> **What needs to be done**
Below are some records; return each one exactly.

>> START Material provided

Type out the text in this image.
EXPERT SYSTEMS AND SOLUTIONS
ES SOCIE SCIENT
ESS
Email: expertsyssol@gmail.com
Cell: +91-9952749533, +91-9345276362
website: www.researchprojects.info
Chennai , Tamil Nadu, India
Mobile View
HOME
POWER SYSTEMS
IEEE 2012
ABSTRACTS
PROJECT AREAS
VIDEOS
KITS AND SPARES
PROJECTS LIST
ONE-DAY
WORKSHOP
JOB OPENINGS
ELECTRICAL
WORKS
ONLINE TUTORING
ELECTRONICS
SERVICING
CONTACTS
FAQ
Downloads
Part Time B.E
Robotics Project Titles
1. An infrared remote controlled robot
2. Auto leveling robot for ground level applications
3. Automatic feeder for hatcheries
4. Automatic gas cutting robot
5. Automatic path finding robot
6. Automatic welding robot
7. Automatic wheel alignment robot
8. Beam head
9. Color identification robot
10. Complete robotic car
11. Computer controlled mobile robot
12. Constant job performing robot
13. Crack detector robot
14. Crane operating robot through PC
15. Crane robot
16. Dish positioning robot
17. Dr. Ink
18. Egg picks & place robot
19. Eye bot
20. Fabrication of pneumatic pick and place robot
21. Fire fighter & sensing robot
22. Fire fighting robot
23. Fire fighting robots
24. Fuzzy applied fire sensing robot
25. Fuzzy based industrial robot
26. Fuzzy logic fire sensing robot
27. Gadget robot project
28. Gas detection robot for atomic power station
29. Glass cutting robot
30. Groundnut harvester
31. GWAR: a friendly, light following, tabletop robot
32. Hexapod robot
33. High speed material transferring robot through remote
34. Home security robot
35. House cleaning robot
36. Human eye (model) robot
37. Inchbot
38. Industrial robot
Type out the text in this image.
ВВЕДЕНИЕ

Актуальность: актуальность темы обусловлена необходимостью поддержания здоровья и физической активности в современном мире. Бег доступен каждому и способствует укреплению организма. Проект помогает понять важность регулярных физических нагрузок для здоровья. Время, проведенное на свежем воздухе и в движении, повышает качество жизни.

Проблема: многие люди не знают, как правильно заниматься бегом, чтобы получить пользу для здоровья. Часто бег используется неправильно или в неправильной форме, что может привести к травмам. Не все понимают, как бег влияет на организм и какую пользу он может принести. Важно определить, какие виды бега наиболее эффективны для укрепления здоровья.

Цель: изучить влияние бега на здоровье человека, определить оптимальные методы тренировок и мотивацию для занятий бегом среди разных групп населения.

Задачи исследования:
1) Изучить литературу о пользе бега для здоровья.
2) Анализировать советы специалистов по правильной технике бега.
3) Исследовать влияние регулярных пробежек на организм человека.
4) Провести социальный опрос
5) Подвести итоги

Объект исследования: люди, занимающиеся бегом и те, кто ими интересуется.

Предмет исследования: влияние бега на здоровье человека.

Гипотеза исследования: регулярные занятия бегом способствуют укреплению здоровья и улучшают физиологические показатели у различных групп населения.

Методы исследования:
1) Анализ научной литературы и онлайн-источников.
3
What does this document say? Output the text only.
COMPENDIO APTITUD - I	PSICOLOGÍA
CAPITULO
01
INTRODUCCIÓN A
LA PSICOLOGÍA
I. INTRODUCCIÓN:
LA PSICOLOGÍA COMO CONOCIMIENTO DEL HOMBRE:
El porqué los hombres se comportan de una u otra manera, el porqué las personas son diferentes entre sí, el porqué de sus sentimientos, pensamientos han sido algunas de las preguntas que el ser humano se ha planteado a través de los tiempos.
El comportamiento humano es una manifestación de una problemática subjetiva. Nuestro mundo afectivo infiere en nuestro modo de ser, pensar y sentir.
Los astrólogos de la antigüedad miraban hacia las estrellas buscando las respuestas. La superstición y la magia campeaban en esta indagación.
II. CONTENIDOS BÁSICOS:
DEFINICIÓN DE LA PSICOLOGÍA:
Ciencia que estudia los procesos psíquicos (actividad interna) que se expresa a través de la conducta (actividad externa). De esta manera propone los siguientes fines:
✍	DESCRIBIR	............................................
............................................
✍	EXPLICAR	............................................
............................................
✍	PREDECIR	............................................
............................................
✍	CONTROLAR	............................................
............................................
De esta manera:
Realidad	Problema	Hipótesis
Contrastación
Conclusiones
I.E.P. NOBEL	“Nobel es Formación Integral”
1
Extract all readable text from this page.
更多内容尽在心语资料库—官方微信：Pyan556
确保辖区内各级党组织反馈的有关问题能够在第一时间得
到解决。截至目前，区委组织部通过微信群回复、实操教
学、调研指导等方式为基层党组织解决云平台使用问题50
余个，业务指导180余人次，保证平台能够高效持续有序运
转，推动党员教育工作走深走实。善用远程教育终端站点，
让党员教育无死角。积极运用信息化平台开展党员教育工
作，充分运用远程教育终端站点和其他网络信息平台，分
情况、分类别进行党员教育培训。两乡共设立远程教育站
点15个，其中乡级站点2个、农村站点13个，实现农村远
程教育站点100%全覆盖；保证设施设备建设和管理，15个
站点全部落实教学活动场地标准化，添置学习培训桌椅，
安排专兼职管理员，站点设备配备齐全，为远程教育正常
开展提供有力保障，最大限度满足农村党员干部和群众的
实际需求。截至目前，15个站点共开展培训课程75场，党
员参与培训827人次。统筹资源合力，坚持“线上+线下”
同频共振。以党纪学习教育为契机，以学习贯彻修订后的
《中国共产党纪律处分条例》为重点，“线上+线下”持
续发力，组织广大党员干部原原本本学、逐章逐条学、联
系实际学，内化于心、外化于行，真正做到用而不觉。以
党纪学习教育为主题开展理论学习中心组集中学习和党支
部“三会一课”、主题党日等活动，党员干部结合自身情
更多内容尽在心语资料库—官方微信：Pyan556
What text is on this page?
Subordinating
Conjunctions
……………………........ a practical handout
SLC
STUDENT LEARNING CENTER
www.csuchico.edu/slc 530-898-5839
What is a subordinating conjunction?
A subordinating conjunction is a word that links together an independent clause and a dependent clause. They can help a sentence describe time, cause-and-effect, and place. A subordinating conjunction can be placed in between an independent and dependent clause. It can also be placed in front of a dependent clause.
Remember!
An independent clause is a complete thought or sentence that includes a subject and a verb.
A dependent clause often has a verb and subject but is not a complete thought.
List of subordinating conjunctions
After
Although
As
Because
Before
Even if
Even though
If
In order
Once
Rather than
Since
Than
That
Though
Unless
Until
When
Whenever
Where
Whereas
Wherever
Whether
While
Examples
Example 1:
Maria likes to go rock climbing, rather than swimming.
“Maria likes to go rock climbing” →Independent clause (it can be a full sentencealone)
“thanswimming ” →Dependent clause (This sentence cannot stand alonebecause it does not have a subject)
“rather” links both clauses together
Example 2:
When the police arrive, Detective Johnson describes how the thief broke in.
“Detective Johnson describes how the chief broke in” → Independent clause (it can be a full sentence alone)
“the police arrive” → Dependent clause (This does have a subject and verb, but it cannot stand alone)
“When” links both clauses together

>> END Material provided

> **Reply**
Type out the text in this image.
EXPERT SYSTEMS AND SOLUTIONS
ES SOCIE SCIENT
ESS
Email: expertsyssol@gmail.com
Cell: +91-9952749533, +91-9345276362
website: www.researchprojects.info
Chennai , Tamil Nadu, India
Mobile View
HOME
POWER SYSTEMS
IEEE 2012
ABSTRACTS
PROJECT AREAS
VIDEOS
KITS AND SPARES
PROJECTS LIST
ONE-DAY
WORKSHOP
JOB OPENINGS
ELECTRICAL
WORKS
ONLINE TUTORING
ELECTRONICS
SERVICING
CONTACTS
FAQ
Downloads
Part Time B.E
Robotics Project Titles
1. An infrared remote controlled robot
2. Auto leveling robot for ground level applications
3. Automatic feeder for hatcheries
4. Automatic gas cutting robot
5. Automatic path finding robot
6. Automatic welding robot
7. Automatic wheel alignment robot
8. Beam head
9. Color identification robot
10. Complete robotic car
11. Computer controlled mobile robot
12. Constant job performing robot
13. Crack detector robot
14. Crane operating robot through PC
15. Crane robot
16. Dish positioning robot
17. Dr. Ink
18. Egg picks & place robot
19. Eye bot
20. Fabrication of pneumatic pick and place robot
21. Fire fighter & sensing robot
22. Fire fighting robot
23. Fire fighting robots
24. Fuzzy applied fire sensing robot
25. Fuzzy based industrial robot
26. Fuzzy logic fire sensing robot
27. Gadget robot project
28. Gas detection robot for atomic power station
29. Glass cutting robot
30. Groundnut harvester
31. GWAR: a friendly, light following, tabletop robot
32. Hexapod robot
33. High speed material transferring robot through remote
34. Home security robot
35. House cleaning robot
36. Human eye (model) robot
37. Inchbot
38. Industrial robot
Type out the text in this image.
ВВЕДЕНИЕ

Актуальность: актуальность темы обусловлена необходимостью поддержания здоровья и физической активности в современном мире. Бег доступен каждому и способствует укреплению организма. Проект помогает понять важность регулярных физических нагрузок для здоровья. Время, проведенное на свежем воздухе и в движении, повышает качество жизни.

Проблема: многие люди не знают, как правильно заниматься бегом, чтобы получить пользу для здоровья. Часто бег используется неправильно или в неправильной форме, что может привести к травмам. Не все понимают, как бег влияет на организм и какую пользу он может принести. Важно определить, какие виды бега наиболее эффективны для укрепления здоровья.

Цель: изучить влияние бега на здоровье человека, определить оптимальные методы тренировок и мотивацию для занятий бегом среди разных групп населения.

Задачи исследования:
1) Изучить литературу о пользе бега для здоровья.
2) Анализировать советы специалистов по правильной технике бега.
3) Исследовать влияние регулярных пробежек на организм человека.
4) Провести социальный опрос
5) Подвести итоги

Объект исследования: люди, занимающиеся бегом и те, кто ими интересуется.

Предмет исследования: влияние бега на здоровье человека.

Гипотеза исследования: регулярные занятия бегом способствуют укреплению здоровья и улучшают физиологические показатели у различных групп населения.

Методы исследования:
1) Анализ научной литературы и онлайн-источников.
3
What does this document say? Output the text only.
COMPENDIO APTITUD - I	PSICOLOGÍA
CAPITULO
01
INTRODUCCIÓN A
LA PSICOLOGÍA
I. INTRODUCCIÓN:
LA PSICOLOGÍA COMO CONOCIMIENTO DEL HOMBRE:
El porqué los hombres se comportan de una u otra manera, el porqué las personas son diferentes entre sí, el porqué de sus sentimientos, pensamientos han sido algunas de las preguntas que el ser humano se ha planteado a través de los tiempos.
El comportamiento humano es una manifestación de una problemática subjetiva. Nuestro mundo afectivo infiere en nuestro modo de ser, pensar y sentir.
Los astrólogos de la antigüedad miraban hacia las estrellas buscando las respuestas. La superstición y la magia campeaban en esta indagación.
II. CONTENIDOS BÁSICOS:
DEFINICIÓN DE LA PSICOLOGÍA:
Ciencia que estudia los procesos psíquicos (actividad interna) que se expresa a través de la conducta (actividad externa). De esta manera propone los siguientes fines:
✍	DESCRIBIR	............................................
............................................
✍	EXPLICAR	............................................
............................................
✍	PREDECIR	............................................
............................................
✍	CONTROLAR	............................................
............................................
De esta manera:
Realidad	Problema	Hipótesis
Contrastación
Conclusiones
I.E.P. NOBEL	“Nobel es Formación Integral”
1
Extract all readable text from this page.
更多内容尽在心语资料库—官方微信：Pyan556
确保辖区内各级党组织反馈的有关问题能够在第一时间得
到解决。截至目前，区委组织部通过微信群回复、实操教
学、调研指导等方式为基层党组织解决云平台使用问题50
余个，业务指导180余人次，保证平台能够高效持续有序运
转，推动党员教育工作走深走实。善用远程教育终端站点，
让党员教育无死角。积极运用信息化平台开展党员教育工
作，充分运用远程教育终端站点和其他网络信息平台，分
情况、分类别进行党员教育培训。两乡共设立远程教育站
点15个，其中乡级站点2个、农村站点13个，实现农村远
程教育站点100%全覆盖；保证设施设备建设和管理，15个
站点全部落实教学活动场地标准化，添置学习培训桌椅，
安排专兼职管理员，站点设备配备齐全，为远程教育正常
开展提供有力保障，最大限度满足农村党员干部和群众的
实际需求。截至目前，15个站点共开展培训课程75场，党
员参与培训827人次。统筹资源合力，坚持“线上+线下”
同频共振。以党纪学习教育为契机，以学习贯彻修订后的
《中国共产党纪律处分条例》为重点，“线上+线下”持
续发力，组织广大党员干部原原本本学、逐章逐条学、联
系实际学，内化于心、外化于行，真正做到用而不觉。以
党纪学习教育为主题开展理论学习中心组集中学习和党支
部“三会一课”、主题党日等活动，党员干部结合自身情
更多内容尽在心语资料库—官方微信：Pyan556
What text is on this page?
Subordinating
Conjunctions
……………………........ a practical handout
SLC
STUDENT LEARNING CENTER
www.csuchico.edu/slc 530-898-5839
What is a subordinating conjunction?
A subordinating conjunction is a word that links together an independent clause and a dependent clause. They can help a sentence describe time, cause-and-effect, and place. A subordinating conjunction can be placed in between an independent and dependent clause. It can also be placed in front of a dependent clause.
Remember!
An independent clause is a complete thought or sentence that includes a subject and a verb.
A dependent clause often has a verb and subject but is not a complete thought.
List of subordinating conjunctions
After
Although
As
Because
Before
Even if
Even though
If
In order
Once
Rather than
Since
Than
That
Though
Unless
Until
When
Whenever
Where
Whereas
Wherever
Whether
While
Examples
Example 1:
Maria likes to go rock climbing, rather than swimming.
“Maria likes to go rock climbing” →Independent clause (it can be a full sentencealone)
“thanswimming ” →Dependent clause (This sentence cannot stand alonebecause it does not have a subject)
“rather” links both clauses together
Example 2:
When the police arrive, Detective Johnson describes how the thief broke in.
“Detective Johnson describes how the chief broke in” → Independent clause (it can be a full sentence alone)
“the police arrive” → Dependent clause (This does have a subject and verb, but it cannot stand alone)
“When” links both clauses together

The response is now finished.